◆ **Work required**
Rewrite the records below with every "interactable" changed to "clickable" and nothing else altered. Leave out the pictures.

(Rows from a layout dataset)
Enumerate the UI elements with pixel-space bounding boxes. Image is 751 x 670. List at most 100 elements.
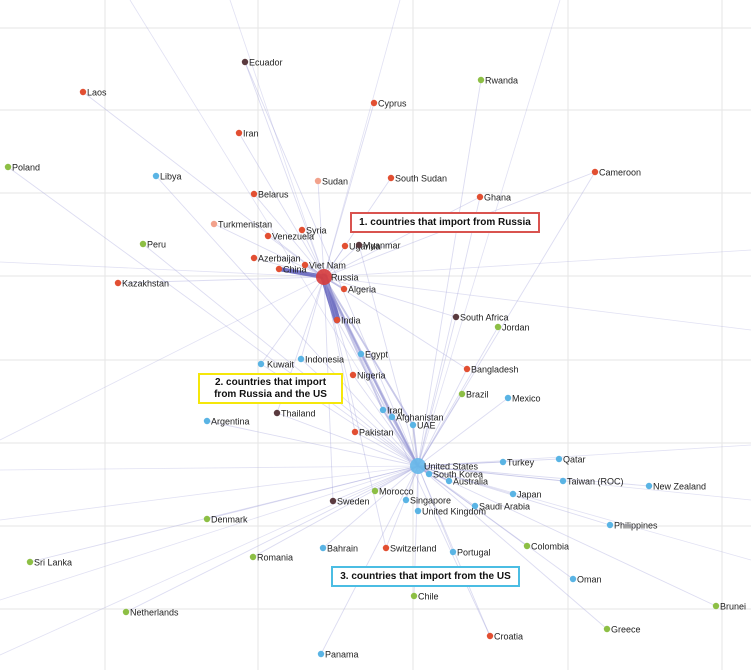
node-dot-panama[interactable] xyxy=(317,650,325,658)
node-dot-uganda[interactable] xyxy=(341,242,349,250)
node-dot-kuwait[interactable] xyxy=(257,360,265,368)
node-dot-viet-nam[interactable] xyxy=(301,261,309,269)
node-australia[interactable]: Australia xyxy=(445,477,488,487)
node-ghana[interactable]: Ghana xyxy=(476,193,511,203)
node-dot-cyprus[interactable] xyxy=(370,99,378,107)
node-mexico[interactable]: Mexico xyxy=(504,394,541,404)
node-philippines[interactable]: Philippines xyxy=(606,521,658,531)
node-south-korea[interactable]: South Korea xyxy=(425,470,483,480)
node-dot-saudi-arabia[interactable] xyxy=(471,502,479,510)
node-indonesia[interactable]: Indonesia xyxy=(297,355,344,365)
node-dot-brunei[interactable] xyxy=(712,602,720,610)
node-poland[interactable]: Poland xyxy=(4,163,40,173)
node-dot-thailand[interactable] xyxy=(273,409,281,417)
node-dot-turkey[interactable] xyxy=(499,458,507,466)
node-nigeria[interactable]: Nigeria xyxy=(349,371,386,381)
node-dot-poland[interactable] xyxy=(4,163,12,171)
node-bangladesh[interactable]: Bangladesh xyxy=(463,365,519,375)
node-dot-sudan[interactable] xyxy=(314,177,322,185)
node-dot-brazil[interactable] xyxy=(458,390,466,398)
node-dot-bahrain[interactable] xyxy=(319,544,327,552)
node-thailand[interactable]: Thailand xyxy=(273,409,316,419)
node-dot-colombia[interactable] xyxy=(523,542,531,550)
node-kazakhstan[interactable]: Kazakhstan xyxy=(114,279,169,289)
node-dot-libya[interactable] xyxy=(152,172,160,180)
node-syria[interactable]: Syria xyxy=(298,226,327,236)
node-dot-laos[interactable] xyxy=(79,88,87,96)
node-dot-ghana[interactable] xyxy=(476,193,484,201)
node-dot-algeria[interactable] xyxy=(340,285,348,293)
node-dot-south-africa[interactable] xyxy=(452,313,460,321)
node-united-states[interactable]: United States xyxy=(410,458,479,474)
node-egypt[interactable]: Egypt xyxy=(357,350,389,360)
node-india[interactable]: India xyxy=(333,316,361,326)
node-peru[interactable]: Peru xyxy=(139,240,166,250)
node-sri-lanka[interactable]: Sri Lanka xyxy=(26,558,72,568)
node-argentina[interactable]: Argentina xyxy=(203,417,250,427)
node-dot-india[interactable] xyxy=(333,316,341,324)
node-dot-portugal[interactable] xyxy=(449,548,457,556)
node-denmark[interactable]: Denmark xyxy=(203,515,248,525)
node-portugal[interactable]: Portugal xyxy=(449,548,491,558)
node-colombia[interactable]: Colombia xyxy=(523,542,569,552)
node-dot-qatar[interactable] xyxy=(555,455,563,463)
node-dot-china[interactable] xyxy=(275,265,283,273)
node-turkey[interactable]: Turkey xyxy=(499,458,535,468)
node-saudi-arabia[interactable]: Saudi Arabia xyxy=(471,502,530,512)
node-uae[interactable]: UAE xyxy=(409,421,436,431)
node-kuwait[interactable]: Kuwait xyxy=(257,360,295,370)
node-japan[interactable]: Japan xyxy=(509,490,542,500)
node-dot-iran[interactable] xyxy=(235,129,243,137)
node-belarus[interactable]: Belarus xyxy=(250,190,289,200)
node-dot-russia[interactable] xyxy=(316,269,332,285)
node-jordan[interactable]: Jordan xyxy=(494,323,530,333)
node-oman[interactable]: Oman xyxy=(569,575,602,585)
node-libya[interactable]: Libya xyxy=(152,172,182,182)
node-brazil[interactable]: Brazil xyxy=(458,390,489,400)
node-rwanda[interactable]: Rwanda xyxy=(477,76,518,86)
node-dot-netherlands[interactable] xyxy=(122,608,130,616)
node-dot-myanmar[interactable] xyxy=(355,241,363,249)
node-iraq[interactable]: Iraq xyxy=(379,406,403,416)
node-dot-jordan[interactable] xyxy=(494,323,502,331)
node-dot-south-korea[interactable] xyxy=(425,470,433,478)
node-myanmar[interactable]: Myanmar xyxy=(355,241,401,251)
node-qatar[interactable]: Qatar xyxy=(555,455,586,465)
node-new-zealand[interactable]: New Zealand xyxy=(645,482,706,492)
node-dot-switzerland[interactable] xyxy=(382,544,390,552)
node-afghanistan[interactable]: Afghanistan xyxy=(388,413,444,423)
node-sweden[interactable]: Sweden xyxy=(329,497,370,507)
node-dot-taiwan[interactable] xyxy=(559,477,567,485)
node-dot-sri-lanka[interactable] xyxy=(26,558,34,566)
node-dot-turkmenistan[interactable] xyxy=(210,220,218,228)
node-dot-belarus[interactable] xyxy=(250,190,258,198)
node-viet-nam[interactable]: Viet Nam xyxy=(301,261,346,271)
node-dot-denmark[interactable] xyxy=(203,515,211,523)
node-panama[interactable]: Panama xyxy=(317,650,359,660)
node-dot-south-sudan[interactable] xyxy=(387,174,395,182)
node-dot-morocco[interactable] xyxy=(371,487,379,495)
node-dot-croatia[interactable] xyxy=(486,632,494,640)
node-dot-nigeria[interactable] xyxy=(349,371,357,379)
node-sudan[interactable]: Sudan xyxy=(314,177,348,187)
node-dot-sweden[interactable] xyxy=(329,497,337,505)
node-romania[interactable]: Romania xyxy=(249,553,293,563)
node-ecuador[interactable]: Ecuador xyxy=(241,58,283,68)
node-dot-bangladesh[interactable] xyxy=(463,365,471,373)
node-algeria[interactable]: Algeria xyxy=(340,285,376,295)
node-cameroon[interactable]: Cameroon xyxy=(591,168,641,178)
node-dot-peru[interactable] xyxy=(139,240,147,248)
node-morocco[interactable]: Morocco xyxy=(371,487,414,497)
node-cyprus[interactable]: Cyprus xyxy=(370,99,407,109)
node-brunei[interactable]: Brunei xyxy=(712,602,746,612)
node-iran[interactable]: Iran xyxy=(235,129,259,139)
node-dot-chile[interactable] xyxy=(410,592,418,600)
node-russia[interactable]: Russia xyxy=(316,269,359,285)
node-dot-romania[interactable] xyxy=(249,553,257,561)
node-dot-egypt[interactable] xyxy=(357,350,365,358)
node-taiwan[interactable]: Taiwan (ROC) xyxy=(559,477,624,487)
node-bahrain[interactable]: Bahrain xyxy=(319,544,358,554)
node-dot-rwanda[interactable] xyxy=(477,76,485,84)
node-netherlands[interactable]: Netherlands xyxy=(122,608,179,618)
node-dot-venezuela[interactable] xyxy=(264,232,272,240)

◆ **Output below**
Enumerate the UI elements with pixel-space bounding boxes. Image is 751 x 670. List at most 100 elements.
node-dot-panama[clickable] xyxy=(317,650,325,658)
node-dot-uganda[clickable] xyxy=(341,242,349,250)
node-dot-kuwait[clickable] xyxy=(257,360,265,368)
node-dot-viet-nam[clickable] xyxy=(301,261,309,269)
node-australia[clickable]: Australia xyxy=(445,477,488,487)
node-ghana[clickable]: Ghana xyxy=(476,193,511,203)
node-dot-cyprus[clickable] xyxy=(370,99,378,107)
node-mexico[clickable]: Mexico xyxy=(504,394,541,404)
node-philippines[clickable]: Philippines xyxy=(606,521,658,531)
node-south-korea[clickable]: South Korea xyxy=(425,470,483,480)
node-dot-saudi-arabia[clickable] xyxy=(471,502,479,510)
node-indonesia[clickable]: Indonesia xyxy=(297,355,344,365)
node-dot-brunei[clickable] xyxy=(712,602,720,610)
node-poland[clickable]: Poland xyxy=(4,163,40,173)
node-dot-thailand[clickable] xyxy=(273,409,281,417)
node-dot-turkey[clickable] xyxy=(499,458,507,466)
node-nigeria[clickable]: Nigeria xyxy=(349,371,386,381)
node-dot-poland[clickable] xyxy=(4,163,12,171)
node-bangladesh[clickable]: Bangladesh xyxy=(463,365,519,375)
node-dot-sudan[clickable] xyxy=(314,177,322,185)
node-dot-brazil[clickable] xyxy=(458,390,466,398)
node-dot-bahrain[clickable] xyxy=(319,544,327,552)
node-thailand[clickable]: Thailand xyxy=(273,409,316,419)
node-dot-colombia[clickable] xyxy=(523,542,531,550)
node-kazakhstan[clickable]: Kazakhstan xyxy=(114,279,169,289)
node-dot-libya[clickable] xyxy=(152,172,160,180)
node-syria[clickable]: Syria xyxy=(298,226,327,236)
node-dot-laos[clickable] xyxy=(79,88,87,96)
node-dot-ghana[clickable] xyxy=(476,193,484,201)
node-dot-algeria[clickable] xyxy=(340,285,348,293)
node-dot-south-africa[clickable] xyxy=(452,313,460,321)
node-united-states[clickable]: United States xyxy=(410,458,479,474)
node-egypt[clickable]: Egypt xyxy=(357,350,389,360)
node-india[clickable]: India xyxy=(333,316,361,326)
node-peru[clickable]: Peru xyxy=(139,240,166,250)
node-sri-lanka[clickable]: Sri Lanka xyxy=(26,558,72,568)
node-argentina[clickable]: Argentina xyxy=(203,417,250,427)
node-dot-india[clickable] xyxy=(333,316,341,324)
node-dot-portugal[clickable] xyxy=(449,548,457,556)
node-denmark[clickable]: Denmark xyxy=(203,515,248,525)
node-portugal[clickable]: Portugal xyxy=(449,548,491,558)
node-colombia[clickable]: Colombia xyxy=(523,542,569,552)
node-dot-qatar[clickable] xyxy=(555,455,563,463)
node-dot-china[clickable] xyxy=(275,265,283,273)
node-turkey[clickable]: Turkey xyxy=(499,458,535,468)
node-saudi-arabia[clickable]: Saudi Arabia xyxy=(471,502,530,512)
node-uae[clickable]: UAE xyxy=(409,421,436,431)
node-kuwait[clickable]: Kuwait xyxy=(257,360,295,370)
node-japan[clickable]: Japan xyxy=(509,490,542,500)
node-dot-iran[clickable] xyxy=(235,129,243,137)
node-belarus[clickable]: Belarus xyxy=(250,190,289,200)
node-dot-russia[clickable] xyxy=(316,269,332,285)
node-jordan[clickable]: Jordan xyxy=(494,323,530,333)
node-oman[clickable]: Oman xyxy=(569,575,602,585)
node-libya[clickable]: Libya xyxy=(152,172,182,182)
node-brazil[clickable]: Brazil xyxy=(458,390,489,400)
node-rwanda[clickable]: Rwanda xyxy=(477,76,518,86)
node-dot-netherlands[clickable] xyxy=(122,608,130,616)
node-dot-myanmar[clickable] xyxy=(355,241,363,249)
node-iraq[clickable]: Iraq xyxy=(379,406,403,416)
node-dot-jordan[clickable] xyxy=(494,323,502,331)
node-dot-south-korea[clickable] xyxy=(425,470,433,478)
node-myanmar[clickable]: Myanmar xyxy=(355,241,401,251)
node-qatar[clickable]: Qatar xyxy=(555,455,586,465)
node-new-zealand[clickable]: New Zealand xyxy=(645,482,706,492)
node-dot-switzerland[clickable] xyxy=(382,544,390,552)
node-afghanistan[clickable]: Afghanistan xyxy=(388,413,444,423)
node-sweden[clickable]: Sweden xyxy=(329,497,370,507)
node-dot-taiwan[clickable] xyxy=(559,477,567,485)
node-dot-sri-lanka[clickable] xyxy=(26,558,34,566)
node-dot-turkmenistan[clickable] xyxy=(210,220,218,228)
node-dot-belarus[clickable] xyxy=(250,190,258,198)
node-viet-nam[clickable]: Viet Nam xyxy=(301,261,346,271)
node-dot-denmark[clickable] xyxy=(203,515,211,523)
node-panama[clickable]: Panama xyxy=(317,650,359,660)
node-dot-south-sudan[clickable] xyxy=(387,174,395,182)
node-dot-morocco[clickable] xyxy=(371,487,379,495)
node-dot-croatia[clickable] xyxy=(486,632,494,640)
node-dot-nigeria[clickable] xyxy=(349,371,357,379)
node-sudan[clickable]: Sudan xyxy=(314,177,348,187)
node-dot-sweden[clickable] xyxy=(329,497,337,505)
node-romania[clickable]: Romania xyxy=(249,553,293,563)
node-ecuador[clickable]: Ecuador xyxy=(241,58,283,68)
node-dot-bangladesh[clickable] xyxy=(463,365,471,373)
node-algeria[clickable]: Algeria xyxy=(340,285,376,295)
node-cameroon[clickable]: Cameroon xyxy=(591,168,641,178)
node-dot-peru[clickable] xyxy=(139,240,147,248)
node-morocco[clickable]: Morocco xyxy=(371,487,414,497)
node-cyprus[clickable]: Cyprus xyxy=(370,99,407,109)
node-brunei[clickable]: Brunei xyxy=(712,602,746,612)
node-iran[clickable]: Iran xyxy=(235,129,259,139)
node-dot-chile[clickable] xyxy=(410,592,418,600)
node-russia[clickable]: Russia xyxy=(316,269,359,285)
node-dot-romania[clickable] xyxy=(249,553,257,561)
node-dot-egypt[clickable] xyxy=(357,350,365,358)
node-taiwan[clickable]: Taiwan (ROC) xyxy=(559,477,624,487)
node-bahrain[clickable]: Bahrain xyxy=(319,544,358,554)
node-dot-rwanda[clickable] xyxy=(477,76,485,84)
node-netherlands[clickable]: Netherlands xyxy=(122,608,179,618)
node-dot-venezuela[clickable] xyxy=(264,232,272,240)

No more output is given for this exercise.